Directions for this task: Extract the listing in its entirety, keeping each line identical to the original.

═══ Available data ═══

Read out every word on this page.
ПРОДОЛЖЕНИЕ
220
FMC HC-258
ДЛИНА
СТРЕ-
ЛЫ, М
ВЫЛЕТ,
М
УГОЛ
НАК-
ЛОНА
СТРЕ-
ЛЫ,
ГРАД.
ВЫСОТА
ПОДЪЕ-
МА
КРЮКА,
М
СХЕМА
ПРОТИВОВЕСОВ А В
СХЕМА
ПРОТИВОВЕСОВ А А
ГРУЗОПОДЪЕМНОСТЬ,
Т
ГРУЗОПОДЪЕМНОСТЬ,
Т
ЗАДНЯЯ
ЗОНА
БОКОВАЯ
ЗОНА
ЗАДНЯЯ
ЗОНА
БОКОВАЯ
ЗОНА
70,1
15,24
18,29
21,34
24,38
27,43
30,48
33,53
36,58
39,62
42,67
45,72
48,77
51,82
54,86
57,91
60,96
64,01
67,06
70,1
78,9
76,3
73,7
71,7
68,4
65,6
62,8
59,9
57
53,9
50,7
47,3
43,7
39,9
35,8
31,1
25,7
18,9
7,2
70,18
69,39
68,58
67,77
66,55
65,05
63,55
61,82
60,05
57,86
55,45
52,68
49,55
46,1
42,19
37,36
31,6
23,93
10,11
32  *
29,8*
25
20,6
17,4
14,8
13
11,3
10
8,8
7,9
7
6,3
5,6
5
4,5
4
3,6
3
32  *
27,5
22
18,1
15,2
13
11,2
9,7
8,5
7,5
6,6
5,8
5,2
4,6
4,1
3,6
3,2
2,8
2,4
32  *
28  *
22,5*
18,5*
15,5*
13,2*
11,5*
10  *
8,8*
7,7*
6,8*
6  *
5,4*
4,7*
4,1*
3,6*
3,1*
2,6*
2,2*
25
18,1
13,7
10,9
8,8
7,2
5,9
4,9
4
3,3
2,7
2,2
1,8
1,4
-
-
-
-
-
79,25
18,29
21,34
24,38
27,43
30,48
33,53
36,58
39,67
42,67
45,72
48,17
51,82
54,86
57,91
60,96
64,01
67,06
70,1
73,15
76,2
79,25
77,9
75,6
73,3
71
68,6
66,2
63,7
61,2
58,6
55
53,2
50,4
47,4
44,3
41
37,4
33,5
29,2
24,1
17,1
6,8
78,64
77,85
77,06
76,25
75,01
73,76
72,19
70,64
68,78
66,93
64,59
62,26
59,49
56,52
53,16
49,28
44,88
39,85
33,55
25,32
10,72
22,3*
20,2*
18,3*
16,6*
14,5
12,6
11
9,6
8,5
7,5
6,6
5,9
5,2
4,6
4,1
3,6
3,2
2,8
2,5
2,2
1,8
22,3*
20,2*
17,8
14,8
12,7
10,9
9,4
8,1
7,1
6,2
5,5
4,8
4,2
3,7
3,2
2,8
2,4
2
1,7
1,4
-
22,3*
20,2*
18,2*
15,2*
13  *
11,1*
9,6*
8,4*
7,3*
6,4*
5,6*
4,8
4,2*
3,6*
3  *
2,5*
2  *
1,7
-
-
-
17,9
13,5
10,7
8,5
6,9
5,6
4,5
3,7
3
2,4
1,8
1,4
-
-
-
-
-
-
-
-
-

═══

Answer:
Read out every word on this page.
ПРОДОЛЖЕНИЕ
220
FMC HC-258
ДЛИНА
СТРЕ-
ЛЫ, М
ВЫЛЕТ,
М
УГОЛ
НАК-
ЛОНА
СТРЕ-
ЛЫ,
ГРАД.
ВЫСОТА
ПОДЪЕ-
МА
КРЮКА,
М
СХЕМА
ПРОТИВОВЕСОВ А В
СХЕМА
ПРОТИВОВЕСОВ А А
ГРУЗОПОДЪЕМНОСТЬ,
Т
ГРУЗОПОДЪЕМНОСТЬ,
Т
ЗАДНЯЯ
ЗОНА
БОКОВАЯ
ЗОНА
ЗАДНЯЯ
ЗОНА
БОКОВАЯ
ЗОНА
70,1
15,24
18,29
21,34
24,38
27,43
30,48
33,53
36,58
39,62
42,67
45,72
48,77
51,82
54,86
57,91
60,96
64,01
67,06
70,1
78,9
76,3
73,7
71,7
68,4
65,6
62,8
59,9
57
53,9
50,7
47,3
43,7
39,9
35,8
31,1
25,7
18,9
7,2
70,18
69,39
68,58
67,77
66,55
65,05
63,55
61,82
60,05
57,86
55,45
52,68
49,55
46,1
42,19
37,36
31,6
23,93
10,11
32  *
29,8*
25
20,6
17,4
14,8
13
11,3
10
8,8
7,9
7
6,3
5,6
5
4,5
4
3,6
3
32  *
27,5
22
18,1
15,2
13
11,2
9,7
8,5
7,5
6,6
5,8
5,2
4,6
4,1
3,6
3,2
2,8
2,4
32  *
28  *
22,5*
18,5*
15,5*
13,2*
11,5*
10  *
8,8*
7,7*
6,8*
6  *
5,4*
4,7*
4,1*
3,6*
3,1*
2,6*
2,2*
25
18,1
13,7
10,9
8,8
7,2
5,9
4,9
4
3,3
2,7
2,2
1,8
1,4
-
-
-
-
-
79,25
18,29
21,34
24,38
27,43
30,48
33,53
36,58
39,67
42,67
45,72
48,17
51,82
54,86
57,91
60,96
64,01
67,06
70,1
73,15
76,2
79,25
77,9
75,6
73,3
71
68,6
66,2
63,7
61,2
58,6
55
53,2
50,4
47,4
44,3
41
37,4
33,5
29,2
24,1
17,1
6,8
78,64
77,85
77,06
76,25
75,01
73,76
72,19
70,64
68,78
66,93
64,59
62,26
59,49
56,52
53,16
49,28
44,88
39,85
33,55
25,32
10,72
22,3*
20,2*
18,3*
16,6*
14,5
12,6
11
9,6
8,5
7,5
6,6
5,9
5,2
4,6
4,1
3,6
3,2
2,8
2,5
2,2
1,8
22,3*
20,2*
17,8
14,8
12,7
10,9
9,4
8,1
7,1
6,2
5,5
4,8
4,2
3,7
3,2
2,8
2,4
2
1,7
1,4
-
22,3*
20,2*
18,2*
15,2*
13  *
11,1*
9,6*
8,4*
7,3*
6,4*
5,6*
4,8
4,2*
3,6*
3  *
2,5*
2  *
1,7
-
-
-
17,9
13,5
10,7
8,5
6,9
5,6
4,5
3,7
3
2,4
1,8
1,4
-
-
-
-
-
-
-
-
-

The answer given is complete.